§ Records shown:
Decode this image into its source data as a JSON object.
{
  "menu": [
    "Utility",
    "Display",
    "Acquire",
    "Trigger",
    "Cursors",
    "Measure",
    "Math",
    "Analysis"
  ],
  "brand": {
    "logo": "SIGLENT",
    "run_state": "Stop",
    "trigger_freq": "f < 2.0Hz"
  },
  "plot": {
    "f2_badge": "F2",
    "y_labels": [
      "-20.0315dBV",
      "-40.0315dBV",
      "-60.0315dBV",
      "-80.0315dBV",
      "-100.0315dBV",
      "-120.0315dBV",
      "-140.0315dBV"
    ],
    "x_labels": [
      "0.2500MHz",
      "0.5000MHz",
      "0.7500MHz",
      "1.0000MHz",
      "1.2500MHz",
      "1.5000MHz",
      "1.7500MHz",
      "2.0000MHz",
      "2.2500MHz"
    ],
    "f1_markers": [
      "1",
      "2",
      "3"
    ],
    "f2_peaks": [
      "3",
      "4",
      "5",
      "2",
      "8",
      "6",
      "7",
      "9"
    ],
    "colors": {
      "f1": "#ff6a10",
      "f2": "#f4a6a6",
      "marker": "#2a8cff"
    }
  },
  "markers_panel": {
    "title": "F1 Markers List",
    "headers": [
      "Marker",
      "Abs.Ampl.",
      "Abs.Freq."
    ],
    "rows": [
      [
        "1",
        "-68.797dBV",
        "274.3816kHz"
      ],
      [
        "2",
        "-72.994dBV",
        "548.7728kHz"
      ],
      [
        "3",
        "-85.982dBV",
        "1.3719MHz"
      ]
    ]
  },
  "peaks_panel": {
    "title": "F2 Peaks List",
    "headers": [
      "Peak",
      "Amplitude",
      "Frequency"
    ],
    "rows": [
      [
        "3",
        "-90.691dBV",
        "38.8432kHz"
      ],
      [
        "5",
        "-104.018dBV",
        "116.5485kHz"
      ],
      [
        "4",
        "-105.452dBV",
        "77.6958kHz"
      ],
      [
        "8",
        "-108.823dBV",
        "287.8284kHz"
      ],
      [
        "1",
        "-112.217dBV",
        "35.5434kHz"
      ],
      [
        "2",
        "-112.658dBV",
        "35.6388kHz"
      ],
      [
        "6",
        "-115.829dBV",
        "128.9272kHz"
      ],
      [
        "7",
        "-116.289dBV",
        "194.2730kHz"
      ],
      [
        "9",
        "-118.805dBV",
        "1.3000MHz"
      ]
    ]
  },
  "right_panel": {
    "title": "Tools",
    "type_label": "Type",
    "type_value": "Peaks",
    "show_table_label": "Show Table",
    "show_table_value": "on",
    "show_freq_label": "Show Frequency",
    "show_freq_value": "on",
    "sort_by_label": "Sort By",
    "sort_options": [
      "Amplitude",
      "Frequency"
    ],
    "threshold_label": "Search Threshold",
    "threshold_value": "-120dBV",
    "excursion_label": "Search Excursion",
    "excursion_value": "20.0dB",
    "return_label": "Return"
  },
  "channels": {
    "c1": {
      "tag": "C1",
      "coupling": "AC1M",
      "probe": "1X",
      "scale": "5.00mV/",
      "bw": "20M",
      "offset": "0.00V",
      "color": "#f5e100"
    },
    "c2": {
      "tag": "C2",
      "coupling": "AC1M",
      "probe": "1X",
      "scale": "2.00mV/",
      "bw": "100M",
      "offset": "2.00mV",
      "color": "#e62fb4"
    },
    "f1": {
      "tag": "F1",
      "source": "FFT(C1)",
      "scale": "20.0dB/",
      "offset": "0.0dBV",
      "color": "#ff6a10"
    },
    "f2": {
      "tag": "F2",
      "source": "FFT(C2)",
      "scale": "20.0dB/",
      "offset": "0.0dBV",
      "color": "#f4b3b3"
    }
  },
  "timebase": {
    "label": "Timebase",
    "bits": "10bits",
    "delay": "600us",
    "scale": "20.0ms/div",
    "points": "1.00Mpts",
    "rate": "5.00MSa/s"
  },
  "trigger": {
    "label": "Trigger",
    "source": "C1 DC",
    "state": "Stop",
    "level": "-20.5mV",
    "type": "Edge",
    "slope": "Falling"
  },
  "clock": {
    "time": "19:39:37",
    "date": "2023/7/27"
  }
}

§ What this task involves: Reproduce each entry word for word.

§ Final result:
Decode this image into its source data as a JSON object.
{
  "menu": [
    "Utility",
    "Display",
    "Acquire",
    "Trigger",
    "Cursors",
    "Measure",
    "Math",
    "Analysis"
  ],
  "brand": {
    "logo": "SIGLENT",
    "run_state": "Stop",
    "trigger_freq": "f < 2.0Hz"
  },
  "plot": {
    "f2_badge": "F2",
    "y_labels": [
      "-20.0315dBV",
      "-40.0315dBV",
      "-60.0315dBV",
      "-80.0315dBV",
      "-100.0315dBV",
      "-120.0315dBV",
      "-140.0315dBV"
    ],
    "x_labels": [
      "0.2500MHz",
      "0.5000MHz",
      "0.7500MHz",
      "1.0000MHz",
      "1.2500MHz",
      "1.5000MHz",
      "1.7500MHz",
      "2.0000MHz",
      "2.2500MHz"
    ],
    "f1_markers": [
      "1",
      "2",
      "3"
    ],
    "f2_peaks": [
      "3",
      "4",
      "5",
      "2",
      "8",
      "6",
      "7",
      "9"
    ],
    "colors": {
      "f1": "#ff6a10",
      "f2": "#f4a6a6",
      "marker": "#2a8cff"
    }
  },
  "markers_panel": {
    "title": "F1 Markers List",
    "headers": [
      "Marker",
      "Abs.Ampl.",
      "Abs.Freq."
    ],
    "rows": [
      [
        "1",
        "-68.797dBV",
        "274.3816kHz"
      ],
      [
        "2",
        "-72.994dBV",
        "548.7728kHz"
      ],
      [
        "3",
        "-85.982dBV",
        "1.3719MHz"
      ]
    ]
  },
  "peaks_panel": {
    "title": "F2 Peaks List",
    "headers": [
      "Peak",
      "Amplitude",
      "Frequency"
    ],
    "rows": [
      [
        "3",
        "-90.691dBV",
        "38.8432kHz"
      ],
      [
        "5",
        "-104.018dBV",
        "116.5485kHz"
      ],
      [
        "4",
        "-105.452dBV",
        "77.6958kHz"
      ],
      [
        "8",
        "-108.823dBV",
        "287.8284kHz"
      ],
      [
        "1",
        "-112.217dBV",
        "35.5434kHz"
      ],
      [
        "2",
        "-112.658dBV",
        "35.6388kHz"
      ],
      [
        "6",
        "-115.829dBV",
        "128.9272kHz"
      ],
      [
        "7",
        "-116.289dBV",
        "194.2730kHz"
      ],
      [
        "9",
        "-118.805dBV",
        "1.3000MHz"
      ]
    ]
  },
  "right_panel": {
    "title": "Tools",
    "type_label": "Type",
    "type_value": "Peaks",
    "show_table_label": "Show Table",
    "show_table_value": "on",
    "show_freq_label": "Show Frequency",
    "show_freq_value": "on",
    "sort_by_label": "Sort By",
    "sort_options": [
      "Amplitude",
      "Frequency"
    ],
    "threshold_label": "Search Threshold",
    "threshold_value": "-120dBV",
    "excursion_label": "Search Excursion",
    "excursion_value": "20.0dB",
    "return_label": "Return"
  },
  "channels": {
    "c1": {
      "tag": "C1",
      "coupling": "AC1M",
      "probe": "1X",
      "scale": "5.00mV/",
      "bw": "20M",
      "offset": "0.00V",
      "color": "#f5e100"
    },
    "c2": {
      "tag": "C2",
      "coupling": "AC1M",
      "probe": "1X",
      "scale": "2.00mV/",
      "bw": "100M",
      "offset": "2.00mV",
      "color": "#e62fb4"
    },
    "f1": {
      "tag": "F1",
      "source": "FFT(C1)",
      "scale": "20.0dB/",
      "offset": "0.0dBV",
      "color": "#ff6a10"
    },
    "f2": {
      "tag": "F2",
      "source": "FFT(C2)",
      "scale": "20.0dB/",
      "offset": "0.0dBV",
      "color": "#f4b3b3"
    }
  },
  "timebase": {
    "label": "Timebase",
    "bits": "10bits",
    "delay": "600us",
    "scale": "20.0ms/div",
    "points": "1.00Mpts",
    "rate": "5.00MSa/s"
  },
  "trigger": {
    "label": "Trigger",
    "source": "C1 DC",
    "state": "Stop",
    "level": "-20.5mV",
    "type": "Edge",
    "slope": "Falling"
  },
  "clock": {
    "time": "19:39:37",
    "date": "2023/7/27"
  }
}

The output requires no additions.